The request: Tally the lines with the word "right" and report the number alone.

# # # #

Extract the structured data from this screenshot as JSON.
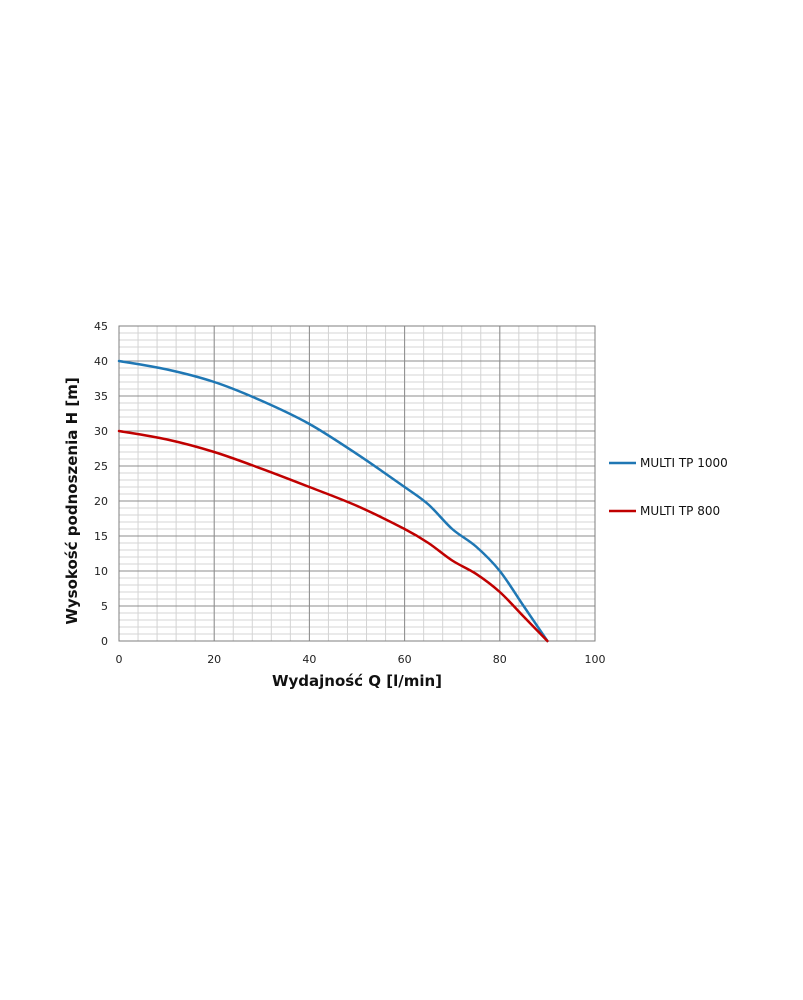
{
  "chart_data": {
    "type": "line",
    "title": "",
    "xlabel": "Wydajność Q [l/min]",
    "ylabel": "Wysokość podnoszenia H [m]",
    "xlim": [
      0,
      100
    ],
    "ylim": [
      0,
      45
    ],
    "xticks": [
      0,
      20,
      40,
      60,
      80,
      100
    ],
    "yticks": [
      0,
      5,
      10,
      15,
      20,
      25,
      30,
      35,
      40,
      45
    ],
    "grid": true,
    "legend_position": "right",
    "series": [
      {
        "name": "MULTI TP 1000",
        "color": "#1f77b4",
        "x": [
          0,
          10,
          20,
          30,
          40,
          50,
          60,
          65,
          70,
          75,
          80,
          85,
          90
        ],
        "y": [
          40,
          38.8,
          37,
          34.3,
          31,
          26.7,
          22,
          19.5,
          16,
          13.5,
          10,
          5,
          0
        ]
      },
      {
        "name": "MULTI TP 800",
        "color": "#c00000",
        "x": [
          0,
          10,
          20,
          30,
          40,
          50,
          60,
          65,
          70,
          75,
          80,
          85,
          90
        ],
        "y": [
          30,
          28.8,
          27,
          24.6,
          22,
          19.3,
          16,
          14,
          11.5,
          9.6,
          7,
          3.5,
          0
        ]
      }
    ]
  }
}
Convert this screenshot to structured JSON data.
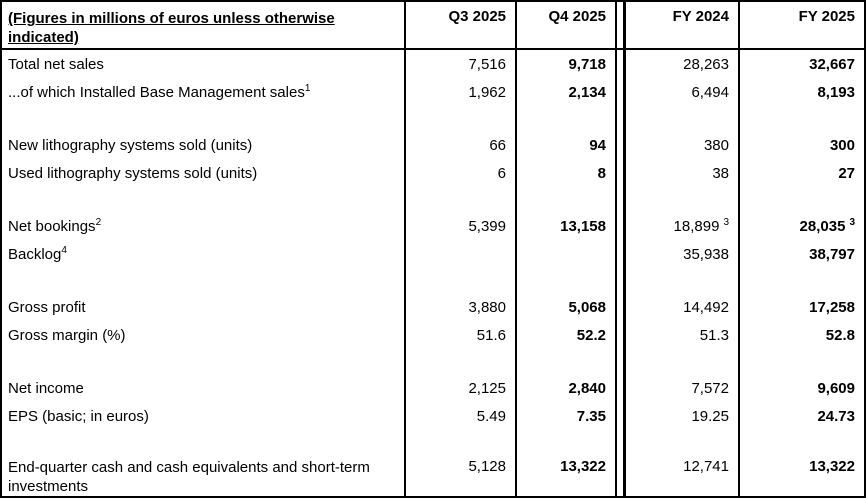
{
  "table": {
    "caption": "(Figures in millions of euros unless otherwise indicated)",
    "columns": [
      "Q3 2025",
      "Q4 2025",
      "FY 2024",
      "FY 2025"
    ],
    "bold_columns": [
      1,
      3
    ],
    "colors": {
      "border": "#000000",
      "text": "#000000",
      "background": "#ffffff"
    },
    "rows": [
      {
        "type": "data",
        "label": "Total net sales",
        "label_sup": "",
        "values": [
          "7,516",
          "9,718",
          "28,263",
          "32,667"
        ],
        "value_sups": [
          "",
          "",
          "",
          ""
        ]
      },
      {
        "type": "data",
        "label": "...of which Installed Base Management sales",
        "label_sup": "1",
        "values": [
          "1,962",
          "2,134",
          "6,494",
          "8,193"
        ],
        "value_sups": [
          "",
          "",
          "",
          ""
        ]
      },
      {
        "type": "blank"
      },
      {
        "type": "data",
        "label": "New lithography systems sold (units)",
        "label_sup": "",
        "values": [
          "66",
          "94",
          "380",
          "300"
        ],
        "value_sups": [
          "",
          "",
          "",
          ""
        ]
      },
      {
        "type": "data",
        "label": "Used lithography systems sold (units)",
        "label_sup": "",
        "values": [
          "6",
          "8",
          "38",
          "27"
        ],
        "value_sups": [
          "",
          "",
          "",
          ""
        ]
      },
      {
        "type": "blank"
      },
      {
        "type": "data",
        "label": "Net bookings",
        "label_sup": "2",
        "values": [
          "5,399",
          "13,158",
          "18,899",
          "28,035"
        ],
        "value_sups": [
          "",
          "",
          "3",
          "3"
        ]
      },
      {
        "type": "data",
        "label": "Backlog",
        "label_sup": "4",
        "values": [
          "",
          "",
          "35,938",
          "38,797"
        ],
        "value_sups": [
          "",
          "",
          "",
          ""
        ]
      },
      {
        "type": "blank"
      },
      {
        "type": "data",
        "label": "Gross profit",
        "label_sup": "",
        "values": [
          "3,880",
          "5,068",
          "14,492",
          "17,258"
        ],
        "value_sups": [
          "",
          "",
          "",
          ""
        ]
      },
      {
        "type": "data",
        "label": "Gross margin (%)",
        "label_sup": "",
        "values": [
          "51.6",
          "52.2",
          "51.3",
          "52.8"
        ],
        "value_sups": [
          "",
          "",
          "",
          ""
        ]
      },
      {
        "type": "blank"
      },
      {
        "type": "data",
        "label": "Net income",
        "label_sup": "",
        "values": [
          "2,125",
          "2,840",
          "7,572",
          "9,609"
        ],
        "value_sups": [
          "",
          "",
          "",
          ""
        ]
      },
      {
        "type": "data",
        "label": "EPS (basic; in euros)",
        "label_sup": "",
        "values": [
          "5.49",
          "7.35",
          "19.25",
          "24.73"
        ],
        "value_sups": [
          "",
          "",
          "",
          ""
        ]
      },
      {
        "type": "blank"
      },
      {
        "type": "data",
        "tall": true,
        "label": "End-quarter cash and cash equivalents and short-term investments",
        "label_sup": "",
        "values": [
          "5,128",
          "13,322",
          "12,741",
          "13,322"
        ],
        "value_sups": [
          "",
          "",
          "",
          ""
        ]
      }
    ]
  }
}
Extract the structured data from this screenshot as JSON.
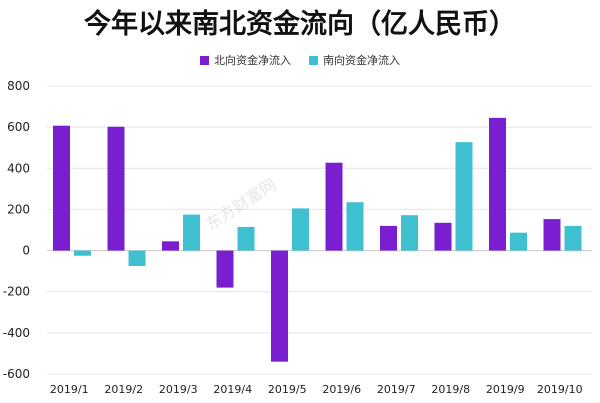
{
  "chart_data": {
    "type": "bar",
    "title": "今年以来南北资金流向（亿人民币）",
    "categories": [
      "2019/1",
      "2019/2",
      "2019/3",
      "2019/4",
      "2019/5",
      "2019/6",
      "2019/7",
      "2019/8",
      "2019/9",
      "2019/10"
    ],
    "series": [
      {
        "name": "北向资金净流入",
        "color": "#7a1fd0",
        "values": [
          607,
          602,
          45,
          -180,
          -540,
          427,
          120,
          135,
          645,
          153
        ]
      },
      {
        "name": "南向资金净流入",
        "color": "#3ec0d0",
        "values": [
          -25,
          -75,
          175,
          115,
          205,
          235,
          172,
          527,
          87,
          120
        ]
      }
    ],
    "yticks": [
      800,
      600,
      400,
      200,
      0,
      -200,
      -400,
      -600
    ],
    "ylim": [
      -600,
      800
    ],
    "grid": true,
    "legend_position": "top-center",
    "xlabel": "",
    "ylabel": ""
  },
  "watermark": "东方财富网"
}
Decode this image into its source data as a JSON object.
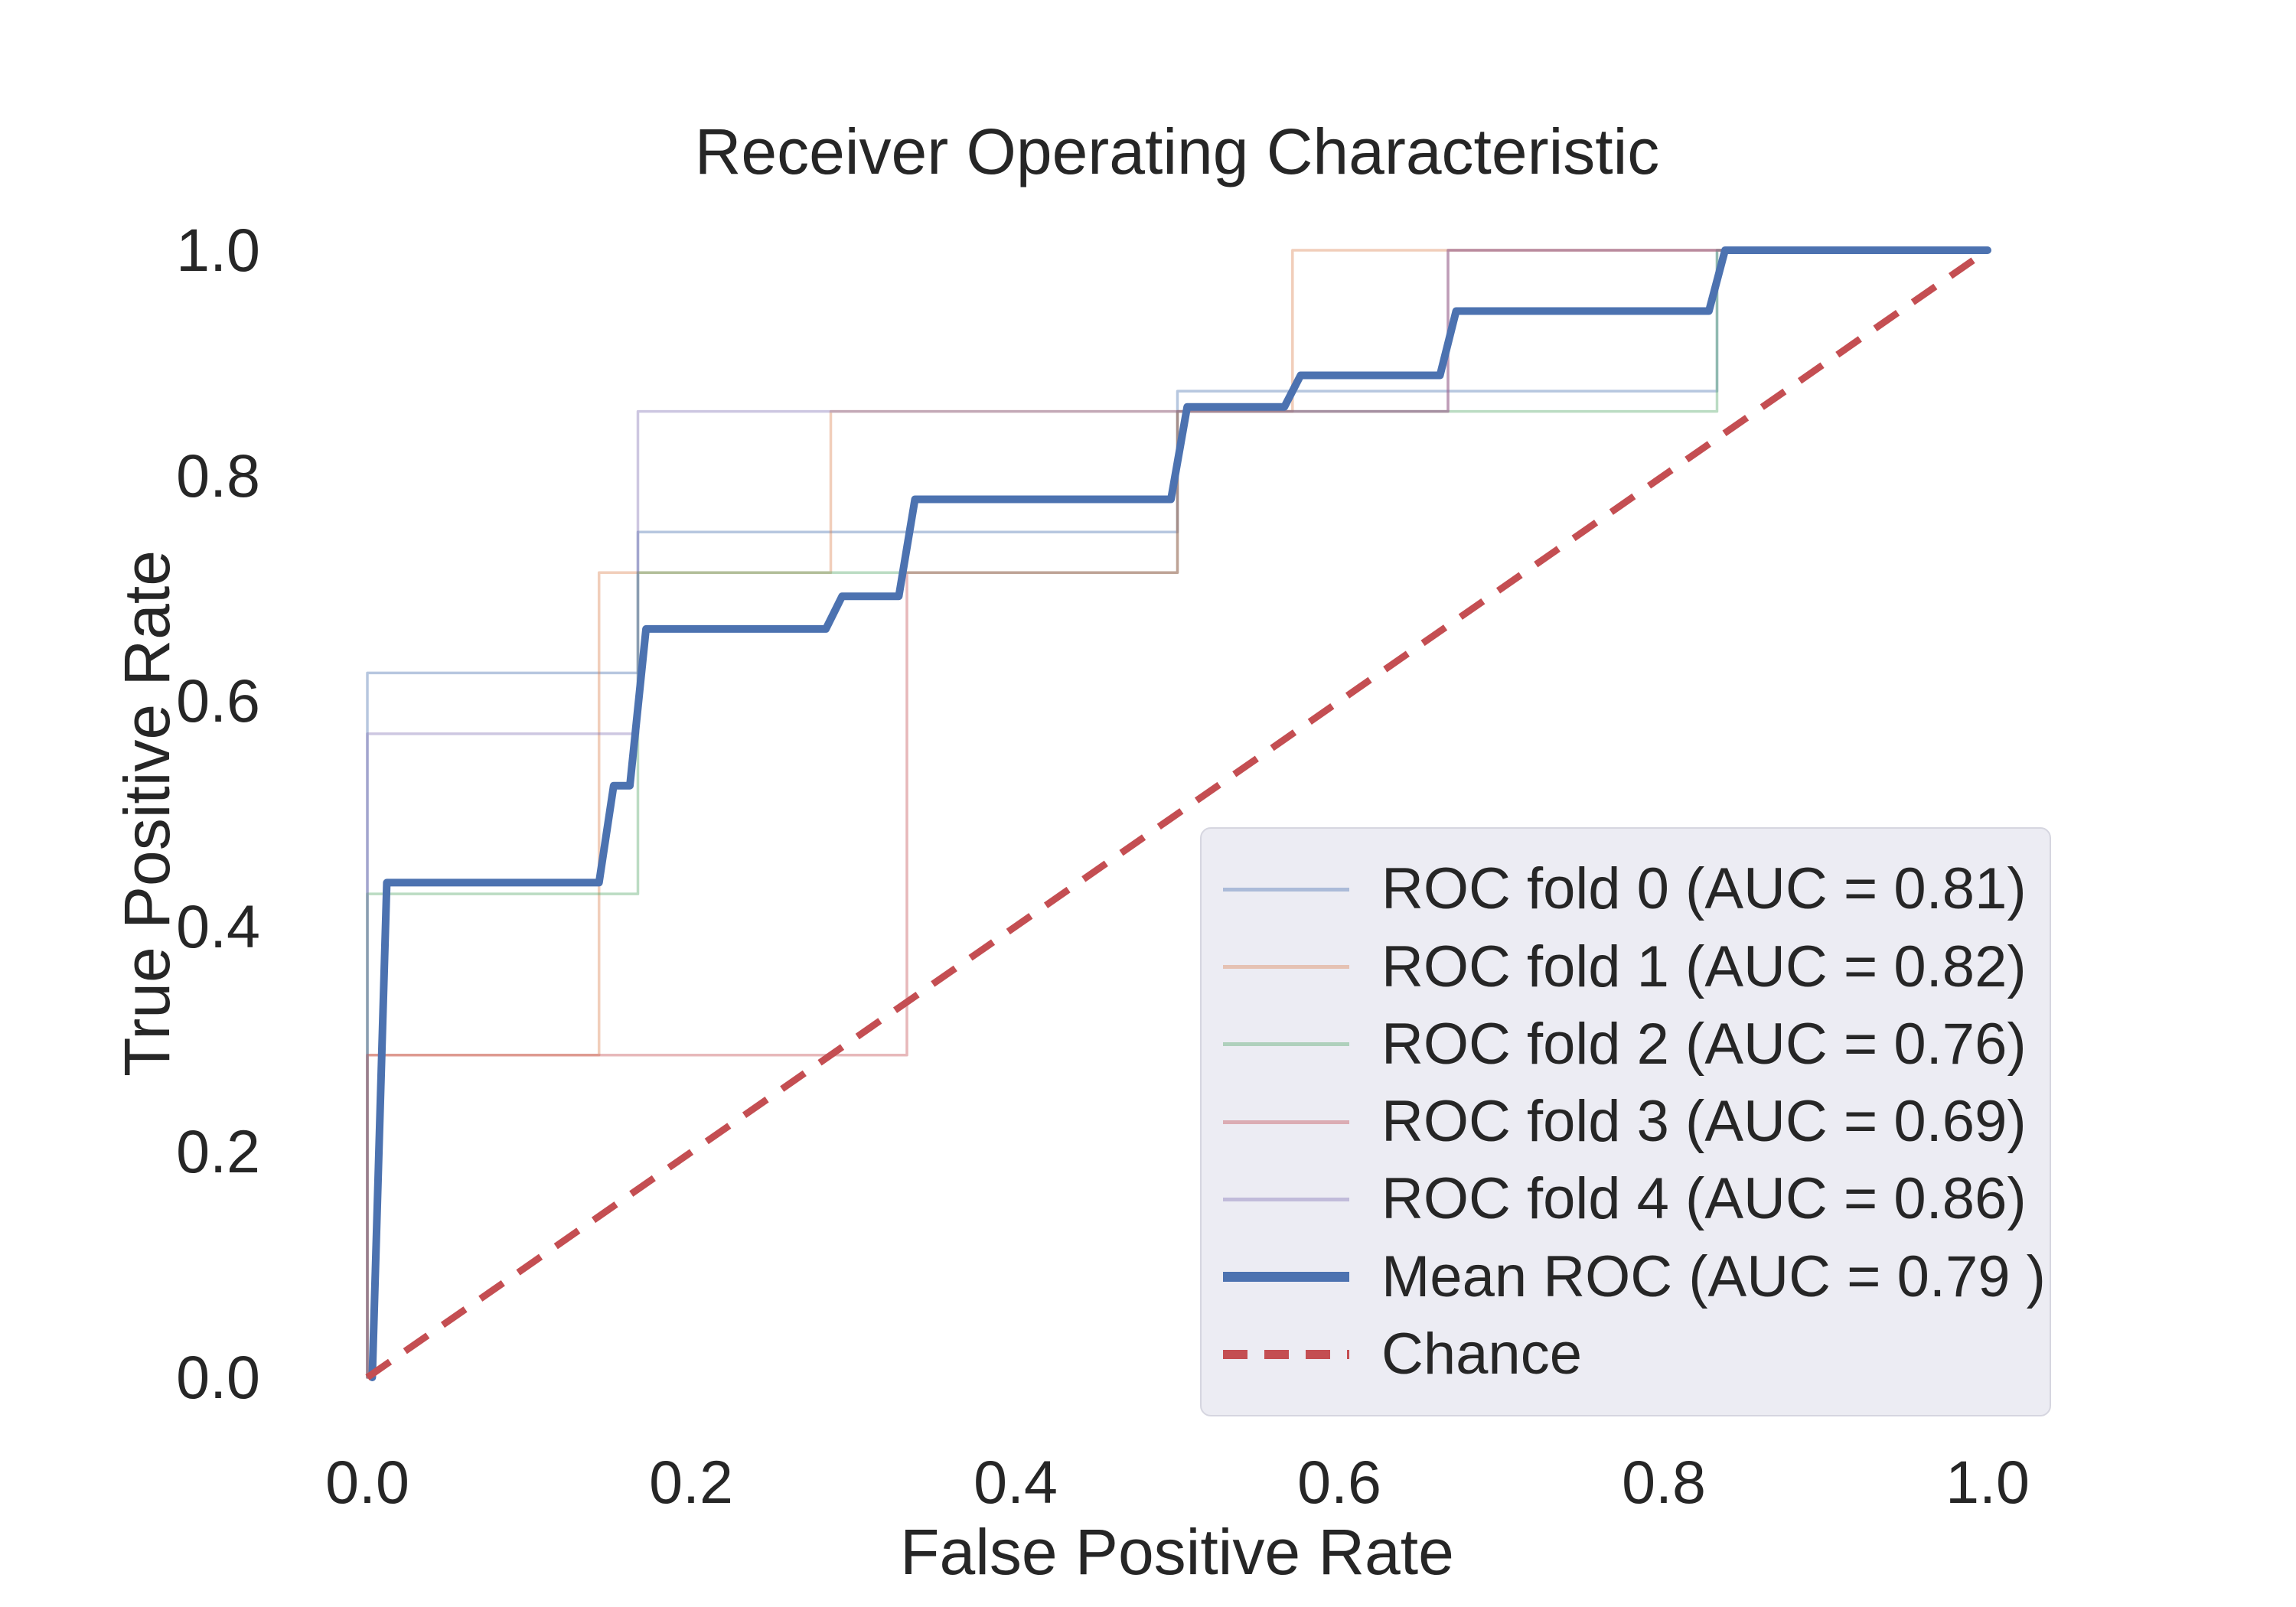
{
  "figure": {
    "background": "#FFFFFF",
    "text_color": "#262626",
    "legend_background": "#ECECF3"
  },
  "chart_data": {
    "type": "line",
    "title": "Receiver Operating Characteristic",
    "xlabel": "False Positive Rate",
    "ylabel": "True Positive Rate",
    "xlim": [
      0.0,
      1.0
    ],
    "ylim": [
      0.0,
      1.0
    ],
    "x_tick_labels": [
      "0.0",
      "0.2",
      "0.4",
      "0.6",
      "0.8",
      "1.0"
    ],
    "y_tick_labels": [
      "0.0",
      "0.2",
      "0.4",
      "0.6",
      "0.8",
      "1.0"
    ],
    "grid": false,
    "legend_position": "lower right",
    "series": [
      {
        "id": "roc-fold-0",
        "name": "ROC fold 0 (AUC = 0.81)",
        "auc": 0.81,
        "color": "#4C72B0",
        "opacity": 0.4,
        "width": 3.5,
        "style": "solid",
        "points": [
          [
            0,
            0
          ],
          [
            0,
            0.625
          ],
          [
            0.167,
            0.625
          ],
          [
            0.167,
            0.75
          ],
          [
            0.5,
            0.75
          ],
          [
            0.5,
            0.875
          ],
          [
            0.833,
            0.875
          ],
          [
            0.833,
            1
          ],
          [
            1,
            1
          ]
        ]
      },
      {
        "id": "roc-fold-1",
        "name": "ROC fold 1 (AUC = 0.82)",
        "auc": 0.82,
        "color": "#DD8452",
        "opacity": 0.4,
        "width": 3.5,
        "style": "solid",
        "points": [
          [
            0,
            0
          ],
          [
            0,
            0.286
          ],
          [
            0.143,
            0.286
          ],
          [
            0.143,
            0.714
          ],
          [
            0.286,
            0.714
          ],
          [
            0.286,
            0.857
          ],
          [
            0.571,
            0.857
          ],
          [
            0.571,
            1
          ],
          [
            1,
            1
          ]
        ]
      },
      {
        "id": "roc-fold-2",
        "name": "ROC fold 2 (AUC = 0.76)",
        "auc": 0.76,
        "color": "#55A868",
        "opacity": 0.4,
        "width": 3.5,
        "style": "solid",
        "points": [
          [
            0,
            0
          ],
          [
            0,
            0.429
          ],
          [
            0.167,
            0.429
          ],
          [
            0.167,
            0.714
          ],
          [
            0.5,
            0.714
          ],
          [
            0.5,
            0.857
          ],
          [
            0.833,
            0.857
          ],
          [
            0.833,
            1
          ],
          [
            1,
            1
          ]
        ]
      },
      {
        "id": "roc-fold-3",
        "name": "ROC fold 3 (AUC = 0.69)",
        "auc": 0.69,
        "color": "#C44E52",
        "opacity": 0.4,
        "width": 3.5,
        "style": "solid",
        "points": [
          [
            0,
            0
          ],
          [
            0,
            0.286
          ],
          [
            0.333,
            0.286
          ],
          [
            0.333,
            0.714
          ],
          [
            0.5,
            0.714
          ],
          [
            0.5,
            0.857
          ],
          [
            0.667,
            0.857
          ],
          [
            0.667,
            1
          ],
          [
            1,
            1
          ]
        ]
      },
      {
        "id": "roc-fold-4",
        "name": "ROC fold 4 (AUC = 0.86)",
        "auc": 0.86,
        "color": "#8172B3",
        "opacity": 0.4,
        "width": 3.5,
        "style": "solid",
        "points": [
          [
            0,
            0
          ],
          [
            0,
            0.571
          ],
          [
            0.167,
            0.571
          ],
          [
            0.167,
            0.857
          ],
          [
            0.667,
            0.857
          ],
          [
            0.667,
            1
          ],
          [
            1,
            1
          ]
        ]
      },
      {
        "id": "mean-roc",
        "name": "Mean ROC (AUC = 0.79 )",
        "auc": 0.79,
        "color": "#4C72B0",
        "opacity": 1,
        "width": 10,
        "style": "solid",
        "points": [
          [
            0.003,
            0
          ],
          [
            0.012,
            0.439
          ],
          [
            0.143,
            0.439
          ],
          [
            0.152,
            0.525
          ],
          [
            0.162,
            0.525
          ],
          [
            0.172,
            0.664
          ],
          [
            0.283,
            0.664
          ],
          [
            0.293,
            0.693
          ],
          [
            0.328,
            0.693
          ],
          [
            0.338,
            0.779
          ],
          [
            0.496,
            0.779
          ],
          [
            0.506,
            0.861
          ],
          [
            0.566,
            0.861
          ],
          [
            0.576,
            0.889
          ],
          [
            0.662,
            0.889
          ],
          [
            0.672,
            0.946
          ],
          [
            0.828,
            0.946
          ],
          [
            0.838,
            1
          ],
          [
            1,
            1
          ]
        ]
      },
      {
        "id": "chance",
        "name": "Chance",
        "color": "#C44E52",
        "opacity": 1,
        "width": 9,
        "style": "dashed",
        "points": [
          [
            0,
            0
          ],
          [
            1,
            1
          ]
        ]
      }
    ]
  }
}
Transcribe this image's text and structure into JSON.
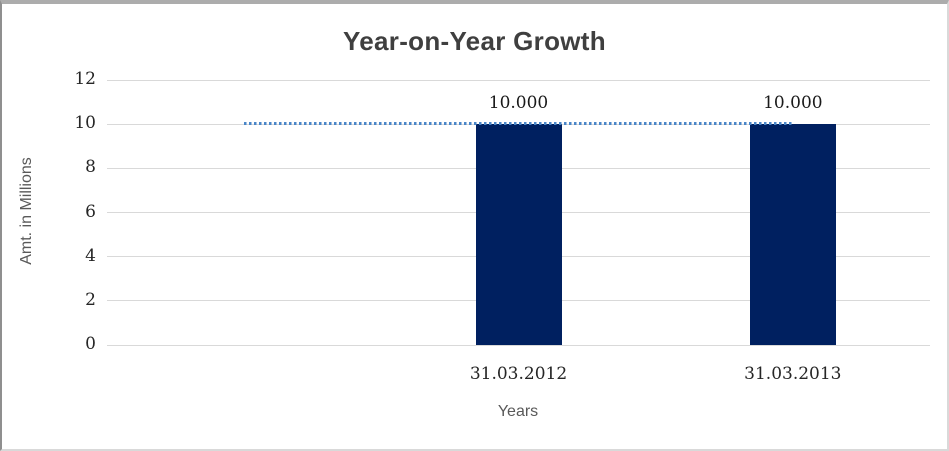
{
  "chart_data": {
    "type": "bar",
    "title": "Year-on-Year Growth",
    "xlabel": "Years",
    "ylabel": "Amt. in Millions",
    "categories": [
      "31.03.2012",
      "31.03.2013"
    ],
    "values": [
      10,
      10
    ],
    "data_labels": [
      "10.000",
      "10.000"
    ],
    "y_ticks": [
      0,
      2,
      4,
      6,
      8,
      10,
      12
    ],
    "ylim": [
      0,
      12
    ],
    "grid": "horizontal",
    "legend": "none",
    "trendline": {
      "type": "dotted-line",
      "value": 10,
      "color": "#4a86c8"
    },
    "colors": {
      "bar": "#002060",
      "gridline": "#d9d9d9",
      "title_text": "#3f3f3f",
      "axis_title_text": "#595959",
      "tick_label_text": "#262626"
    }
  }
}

# # # #

Answer to the task: 2